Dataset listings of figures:
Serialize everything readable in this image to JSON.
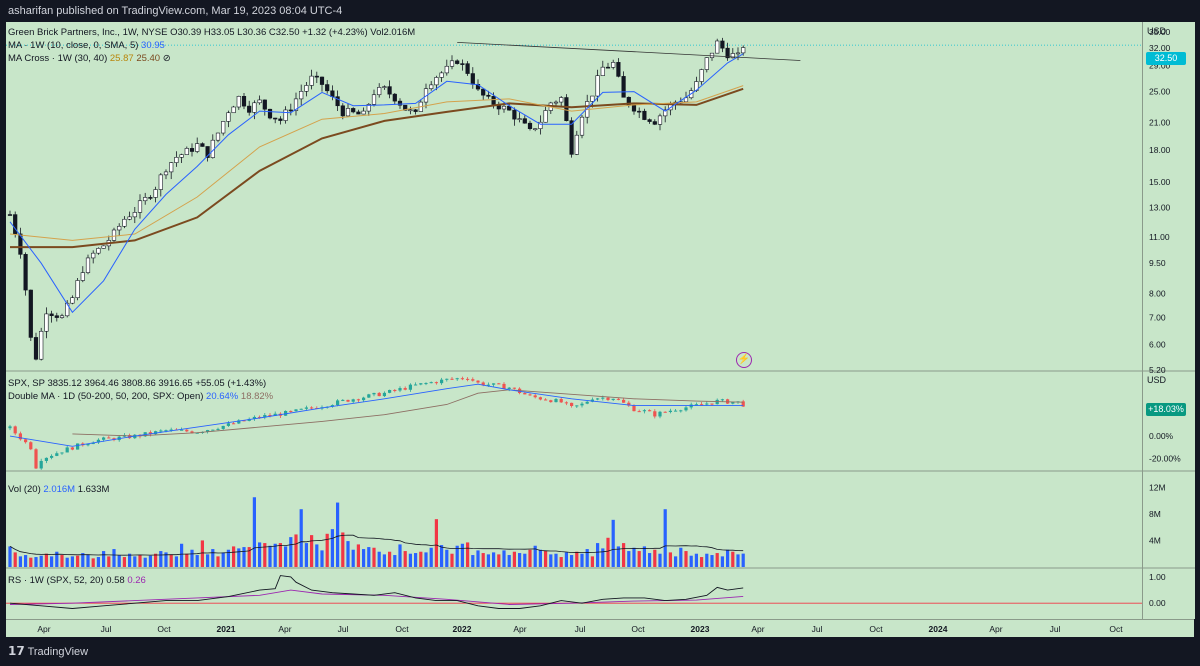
{
  "header": {
    "publisher": "asharifan published on TradingView.com, Mar 19, 2023 08:04 UTC-4"
  },
  "footer": {
    "brand": "TradingView"
  },
  "panes": {
    "price": {
      "legend1": "Green Brick Partners, Inc., 1W, NYSE",
      "ohlc": "O30.39 H33.05 L30.36 C32.50 +1.32 (+4.23%) Vol2.016M",
      "legend2_label": "MA · 1W (10, close, 0, SMA, 5)",
      "legend2_value": "30.95",
      "legend3_label": "MA Cross · 1W (30, 40)",
      "legend3_v1": "25.87",
      "legend3_v2": "25.40",
      "legend3_suffix": "⊘",
      "currency": "USD",
      "last_price": "32.50",
      "ticks": [
        "35.00",
        "32.00",
        "29.00",
        "25.00",
        "21.00",
        "18.00",
        "15.00",
        "13.00",
        "11.00",
        "9.50",
        "8.00",
        "7.00",
        "6.00",
        "5.20"
      ]
    },
    "spx": {
      "legend1": "SPX, SP",
      "ohlc": "3835.12 3964.46 3808.86 3916.65 +55.05 (+1.43%)",
      "legend2_label": "Double MA · 1D (50-200, 50, 200, SPX: Open)",
      "legend2_v1": "20.64%",
      "legend2_v2": "18.82%",
      "currency": "USD",
      "last_pct": "+18.03%",
      "ticks": [
        "0.00%",
        "-20.00%"
      ]
    },
    "vol": {
      "legend_label": "Vol (20)",
      "legend_v1": "2.016M",
      "legend_v2": "1.633M",
      "ticks": [
        "12M",
        "8M",
        "4M"
      ]
    },
    "rs": {
      "legend_label": "RS · 1W (SPX, 52, 20)",
      "legend_v1": "0.58",
      "legend_v2": "0.26",
      "ticks": [
        "1.00",
        "0.00"
      ]
    }
  },
  "xaxis": [
    "Apr",
    "Jul",
    "Oct",
    "2021",
    "Apr",
    "Jul",
    "Oct",
    "2022",
    "Apr",
    "Jul",
    "Oct",
    "2023",
    "Apr",
    "Jul",
    "Oct",
    "2024",
    "Apr",
    "Jul",
    "Oct"
  ],
  "colors": {
    "up": "#ffffff",
    "down": "#131722",
    "ma10": "#2962ff",
    "ma30": "#d4a24c",
    "ma40": "#7b4a1f",
    "spx_up": "#26a69a",
    "spx_down": "#ef5350",
    "vol_up": "#2962ff",
    "vol_down": "#f23645",
    "rs": "#131722",
    "rs_ma": "#9c27b0",
    "ref": "#f23645",
    "badge_price": "#00bcd4",
    "badge_pct": "#089981"
  },
  "chart_data": [
    {
      "type": "candlestick",
      "title": "Green Brick Partners, Inc., 1W, NYSE",
      "ylabel": "USD",
      "ylim": [
        5.2,
        36
      ],
      "log_scale": true,
      "x_start": "2020-03-02",
      "x_end": "2023-03-13",
      "close_path": [
        [
          0,
          12.5
        ],
        [
          2,
          10.2
        ],
        [
          4,
          6.2
        ],
        [
          5,
          5.6
        ],
        [
          7,
          7.3
        ],
        [
          10,
          7.0
        ],
        [
          12,
          7.8
        ],
        [
          14,
          9.2
        ],
        [
          16,
          10.0
        ],
        [
          18,
          10.5
        ],
        [
          20,
          11.2
        ],
        [
          22,
          12.2
        ],
        [
          24,
          12.8
        ],
        [
          26,
          13.6
        ],
        [
          28,
          14.6
        ],
        [
          30,
          16.3
        ],
        [
          32,
          17.3
        ],
        [
          34,
          17.8
        ],
        [
          36,
          18.5
        ],
        [
          38,
          17.6
        ],
        [
          40,
          19.8
        ],
        [
          42,
          22.5
        ],
        [
          44,
          24.2
        ],
        [
          46,
          22.8
        ],
        [
          48,
          23.6
        ],
        [
          50,
          22.0
        ],
        [
          52,
          21.3
        ],
        [
          54,
          22.9
        ],
        [
          56,
          25.1
        ],
        [
          58,
          26.9
        ],
        [
          60,
          26.1
        ],
        [
          62,
          24.0
        ],
        [
          64,
          22.3
        ],
        [
          66,
          22.1
        ],
        [
          68,
          21.9
        ],
        [
          70,
          24.9
        ],
        [
          72,
          25.3
        ],
        [
          74,
          24.2
        ],
        [
          76,
          22.7
        ],
        [
          78,
          21.9
        ],
        [
          80,
          25.9
        ],
        [
          82,
          27.3
        ],
        [
          84,
          28.3
        ],
        [
          86,
          29.9
        ],
        [
          88,
          28.0
        ],
        [
          90,
          25.0
        ],
        [
          92,
          23.8
        ],
        [
          94,
          23.1
        ],
        [
          96,
          22.4
        ],
        [
          98,
          21.2
        ],
        [
          100,
          19.9
        ],
        [
          102,
          21.2
        ],
        [
          104,
          23.5
        ],
        [
          106,
          24.1
        ],
        [
          108,
          18.0
        ],
        [
          110,
          22.1
        ],
        [
          112,
          24.8
        ],
        [
          114,
          28.6
        ],
        [
          116,
          29.3
        ],
        [
          118,
          24.0
        ],
        [
          120,
          22.9
        ],
        [
          122,
          21.8
        ],
        [
          124,
          21.2
        ],
        [
          126,
          22.6
        ],
        [
          128,
          23.6
        ],
        [
          130,
          24.2
        ],
        [
          132,
          26.1
        ],
        [
          134,
          29.9
        ],
        [
          136,
          32.9
        ],
        [
          138,
          31.0
        ],
        [
          140,
          30.4
        ],
        [
          141,
          32.5
        ]
      ],
      "ma10_path": [
        [
          0,
          12.0
        ],
        [
          6,
          9.5
        ],
        [
          12,
          7.2
        ],
        [
          18,
          8.6
        ],
        [
          24,
          11.5
        ],
        [
          30,
          14.0
        ],
        [
          36,
          16.4
        ],
        [
          42,
          19.6
        ],
        [
          48,
          22.4
        ],
        [
          54,
          22.2
        ],
        [
          60,
          24.9
        ],
        [
          66,
          23.1
        ],
        [
          72,
          23.2
        ],
        [
          78,
          23.4
        ],
        [
          84,
          26.5
        ],
        [
          90,
          26.0
        ],
        [
          96,
          23.1
        ],
        [
          102,
          20.8
        ],
        [
          108,
          20.8
        ],
        [
          114,
          24.9
        ],
        [
          120,
          25.0
        ],
        [
          126,
          22.4
        ],
        [
          132,
          25.2
        ],
        [
          138,
          29.4
        ],
        [
          141,
          30.95
        ]
      ],
      "ma30_path": [
        [
          0,
          11.2
        ],
        [
          12,
          10.8
        ],
        [
          24,
          11.2
        ],
        [
          36,
          13.8
        ],
        [
          48,
          18.3
        ],
        [
          60,
          21.4
        ],
        [
          72,
          22.1
        ],
        [
          84,
          23.6
        ],
        [
          96,
          24.0
        ],
        [
          108,
          22.4
        ],
        [
          120,
          23.2
        ],
        [
          132,
          23.6
        ],
        [
          141,
          25.87
        ]
      ],
      "ma40_path": [
        [
          0,
          10.4
        ],
        [
          12,
          10.4
        ],
        [
          24,
          10.8
        ],
        [
          36,
          12.3
        ],
        [
          48,
          16.0
        ],
        [
          60,
          19.2
        ],
        [
          72,
          21.2
        ],
        [
          84,
          22.3
        ],
        [
          96,
          23.4
        ],
        [
          108,
          22.9
        ],
        [
          120,
          23.4
        ],
        [
          132,
          23.2
        ],
        [
          141,
          25.4
        ]
      ],
      "trendline": [
        [
          86,
          33.0
        ],
        [
          152,
          29.8
        ]
      ]
    },
    {
      "type": "candlestick",
      "title": "SPX, SP",
      "ylabel": "USD",
      "close_pct_path": [
        [
          0,
          7
        ],
        [
          4,
          -10
        ],
        [
          5,
          -27
        ],
        [
          6,
          -20
        ],
        [
          10,
          -13
        ],
        [
          16,
          -4
        ],
        [
          24,
          0
        ],
        [
          30,
          5
        ],
        [
          36,
          4
        ],
        [
          42,
          10
        ],
        [
          48,
          17
        ],
        [
          54,
          21
        ],
        [
          60,
          27
        ],
        [
          66,
          33
        ],
        [
          72,
          38
        ],
        [
          78,
          45
        ],
        [
          84,
          50
        ],
        [
          88,
          52
        ],
        [
          90,
          47
        ],
        [
          96,
          43
        ],
        [
          100,
          35
        ],
        [
          104,
          32
        ],
        [
          106,
          30
        ],
        [
          108,
          25
        ],
        [
          110,
          28
        ],
        [
          112,
          34
        ],
        [
          116,
          34
        ],
        [
          120,
          24
        ],
        [
          122,
          22
        ],
        [
          124,
          19
        ],
        [
          128,
          24
        ],
        [
          132,
          27
        ],
        [
          136,
          31
        ],
        [
          140,
          30
        ],
        [
          141,
          28
        ]
      ],
      "ma_pct_paths": [
        {
          "name": "50",
          "points": [
            [
              0,
              0
            ],
            [
              12,
              -9
            ],
            [
              24,
              0
            ],
            [
              36,
              8
            ],
            [
              48,
              16
            ],
            [
              60,
              25
            ],
            [
              72,
              33
            ],
            [
              84,
              42
            ],
            [
              90,
              46
            ],
            [
              96,
              41
            ],
            [
              108,
              33
            ],
            [
              120,
              27
            ],
            [
              132,
              27
            ],
            [
              141,
              27
            ]
          ]
        },
        {
          "name": "200",
          "points": [
            [
              12,
              2
            ],
            [
              24,
              0
            ],
            [
              36,
              3
            ],
            [
              48,
              8
            ],
            [
              60,
              13
            ],
            [
              72,
              19
            ],
            [
              84,
              28
            ],
            [
              90,
              38
            ],
            [
              96,
              41
            ],
            [
              108,
              37
            ],
            [
              120,
              33
            ],
            [
              132,
              31
            ],
            [
              141,
              30
            ]
          ]
        }
      ]
    },
    {
      "type": "bar",
      "title": "Vol (20)",
      "ylabel": "",
      "ylim": [
        0,
        14
      ],
      "values": [
        3.1,
        2.2,
        1.6,
        1.8,
        1.4,
        1.5,
        1.7,
        2.0,
        1.6,
        2.3,
        1.8,
        1.4,
        1.6,
        1.7,
        2.1,
        1.9,
        1.3,
        1.5,
        2.4,
        1.6,
        2.7,
        1.8,
        1.5,
        2.0,
        1.6,
        1.8,
        1.4,
        1.7,
        2.0,
        2.4,
        2.2,
        1.9,
        1.6,
        3.5,
        2.0,
        2.6,
        1.8,
        4.0,
        1.9,
        2.7,
        1.6,
        2.2,
        2.6,
        3.1,
        2.8,
        3.0,
        3.0,
        10.5,
        3.7,
        3.6,
        3.2,
        3.5,
        3.6,
        3.1,
        4.5,
        4.9,
        8.7,
        3.6,
        4.8,
        3.4,
        2.5,
        5.0,
        5.7,
        9.7,
        5.2,
        3.9,
        2.6,
        3.4,
        2.7,
        3.0,
        2.9,
        2.3,
        1.9,
        2.3,
        1.8,
        3.4,
        2.4,
        2.0,
        2.1,
        2.3,
        2.2,
        2.9,
        7.2,
        3.3,
        2.6,
        2.0,
        3.2,
        3.5,
        3.7,
        1.8,
        2.5,
        2.1,
        1.9,
        2.2,
        1.9,
        2.5,
        1.8,
        2.3,
        2.1,
        2.0,
        2.6,
        3.2,
        2.6,
        2.4,
        1.9,
        2.0,
        1.5,
        2.2,
        1.8,
        2.3,
        2.0,
        2.7,
        1.6,
        3.6,
        2.8,
        4.4,
        7.1,
        3.1,
        3.6,
        2.4,
        2.9,
        2.4,
        3.1,
        2.1,
        2.6,
        2.0,
        8.7,
        2.2,
        1.6,
        2.9,
        2.4,
        1.7,
        2.0,
        1.5,
        2.0,
        1.8,
        2.1,
        1.6,
        2.6,
        2.3,
        1.9,
        2.016
      ]
    },
    {
      "type": "line",
      "title": "RS · 1W (SPX, 52, 20)",
      "ylabel": "",
      "ylim": [
        -0.6,
        1.3
      ],
      "series": [
        {
          "name": "RS",
          "points": [
            [
              0,
              0.0
            ],
            [
              6,
              -0.1
            ],
            [
              12,
              -0.2
            ],
            [
              18,
              -0.1
            ],
            [
              24,
              0.0
            ],
            [
              30,
              0.1
            ],
            [
              36,
              0.1
            ],
            [
              42,
              0.25
            ],
            [
              48,
              0.5
            ],
            [
              51,
              0.55
            ],
            [
              52,
              1.05
            ],
            [
              54,
              1.0
            ],
            [
              55,
              0.8
            ],
            [
              58,
              0.5
            ],
            [
              62,
              0.4
            ],
            [
              66,
              0.35
            ],
            [
              70,
              0.3
            ],
            [
              74,
              0.4
            ],
            [
              78,
              0.2
            ],
            [
              82,
              0.1
            ],
            [
              86,
              0.1
            ],
            [
              90,
              -0.1
            ],
            [
              94,
              -0.2
            ],
            [
              98,
              -0.2
            ],
            [
              102,
              -0.1
            ],
            [
              106,
              0.1
            ],
            [
              110,
              0.0
            ],
            [
              114,
              0.15
            ],
            [
              118,
              0.2
            ],
            [
              122,
              0.2
            ],
            [
              126,
              0.1
            ],
            [
              130,
              0.15
            ],
            [
              134,
              0.3
            ],
            [
              136,
              0.6
            ],
            [
              138,
              0.5
            ],
            [
              141,
              0.58
            ]
          ]
        },
        {
          "name": "MA",
          "points": [
            [
              0,
              -0.05
            ],
            [
              12,
              0.0
            ],
            [
              24,
              0.1
            ],
            [
              36,
              0.2
            ],
            [
              48,
              0.3
            ],
            [
              54,
              0.5
            ],
            [
              60,
              0.35
            ],
            [
              72,
              0.3
            ],
            [
              84,
              0.15
            ],
            [
              96,
              -0.05
            ],
            [
              108,
              0.0
            ],
            [
              120,
              0.08
            ],
            [
              132,
              0.12
            ],
            [
              141,
              0.26
            ]
          ]
        }
      ]
    }
  ]
}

> WRITTEN EXERCISE
Look through the records and gather every line containing "Green".

> RESPONSE BELOW
      "legend1": "Green Brick Partners, Inc., 1W, NYSE",
      "title": "Green Brick Partners, Inc., 1W, NYSE",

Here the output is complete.